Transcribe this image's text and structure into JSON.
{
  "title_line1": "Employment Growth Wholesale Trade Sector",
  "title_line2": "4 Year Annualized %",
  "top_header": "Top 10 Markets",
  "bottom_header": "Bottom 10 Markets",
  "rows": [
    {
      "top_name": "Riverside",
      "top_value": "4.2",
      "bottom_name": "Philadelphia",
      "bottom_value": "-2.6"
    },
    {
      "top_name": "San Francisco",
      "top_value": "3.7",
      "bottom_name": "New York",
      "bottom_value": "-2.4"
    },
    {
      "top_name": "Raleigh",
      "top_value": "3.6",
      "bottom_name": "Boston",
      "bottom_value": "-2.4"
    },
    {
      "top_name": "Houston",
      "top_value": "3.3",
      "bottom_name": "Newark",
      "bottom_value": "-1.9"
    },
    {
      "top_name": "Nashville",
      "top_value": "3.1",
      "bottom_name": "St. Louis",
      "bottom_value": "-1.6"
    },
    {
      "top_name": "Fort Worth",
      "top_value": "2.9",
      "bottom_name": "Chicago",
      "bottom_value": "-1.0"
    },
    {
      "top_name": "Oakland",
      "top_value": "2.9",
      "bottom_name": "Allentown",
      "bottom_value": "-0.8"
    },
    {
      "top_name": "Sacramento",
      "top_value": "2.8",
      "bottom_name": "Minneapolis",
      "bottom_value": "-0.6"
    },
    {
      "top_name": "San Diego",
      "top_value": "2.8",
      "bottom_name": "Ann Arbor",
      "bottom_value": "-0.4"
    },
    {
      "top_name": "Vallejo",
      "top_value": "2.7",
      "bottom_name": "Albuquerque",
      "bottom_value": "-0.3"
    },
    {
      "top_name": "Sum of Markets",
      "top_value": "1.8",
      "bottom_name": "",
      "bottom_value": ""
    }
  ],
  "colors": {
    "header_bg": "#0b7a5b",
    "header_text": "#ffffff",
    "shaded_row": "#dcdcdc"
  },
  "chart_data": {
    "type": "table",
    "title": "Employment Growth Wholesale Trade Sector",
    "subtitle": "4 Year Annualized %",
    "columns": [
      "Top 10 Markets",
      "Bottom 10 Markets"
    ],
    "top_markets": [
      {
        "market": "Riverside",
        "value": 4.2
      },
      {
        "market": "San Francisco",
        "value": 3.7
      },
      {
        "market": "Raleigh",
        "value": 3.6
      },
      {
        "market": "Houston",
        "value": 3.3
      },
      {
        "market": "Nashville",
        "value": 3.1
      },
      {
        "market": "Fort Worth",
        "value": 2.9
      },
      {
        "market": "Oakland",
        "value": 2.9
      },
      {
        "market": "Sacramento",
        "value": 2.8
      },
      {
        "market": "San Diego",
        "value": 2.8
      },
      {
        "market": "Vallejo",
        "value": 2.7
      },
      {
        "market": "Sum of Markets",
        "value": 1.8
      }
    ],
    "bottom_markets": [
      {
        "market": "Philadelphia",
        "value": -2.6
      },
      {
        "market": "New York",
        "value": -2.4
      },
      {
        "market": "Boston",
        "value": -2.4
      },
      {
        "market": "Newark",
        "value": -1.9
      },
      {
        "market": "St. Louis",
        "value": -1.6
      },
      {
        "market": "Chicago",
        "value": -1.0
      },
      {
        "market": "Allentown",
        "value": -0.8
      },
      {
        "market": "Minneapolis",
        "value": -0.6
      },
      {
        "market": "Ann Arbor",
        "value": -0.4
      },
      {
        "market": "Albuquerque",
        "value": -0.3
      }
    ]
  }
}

- **Set exercise**
Within the listing above, find every line containing the string "Sector" and return it.

- **Solution below**
  "title_line1": "Employment Growth Wholesale Trade Sector",
    "title": "Employment Growth Wholesale Trade Sector",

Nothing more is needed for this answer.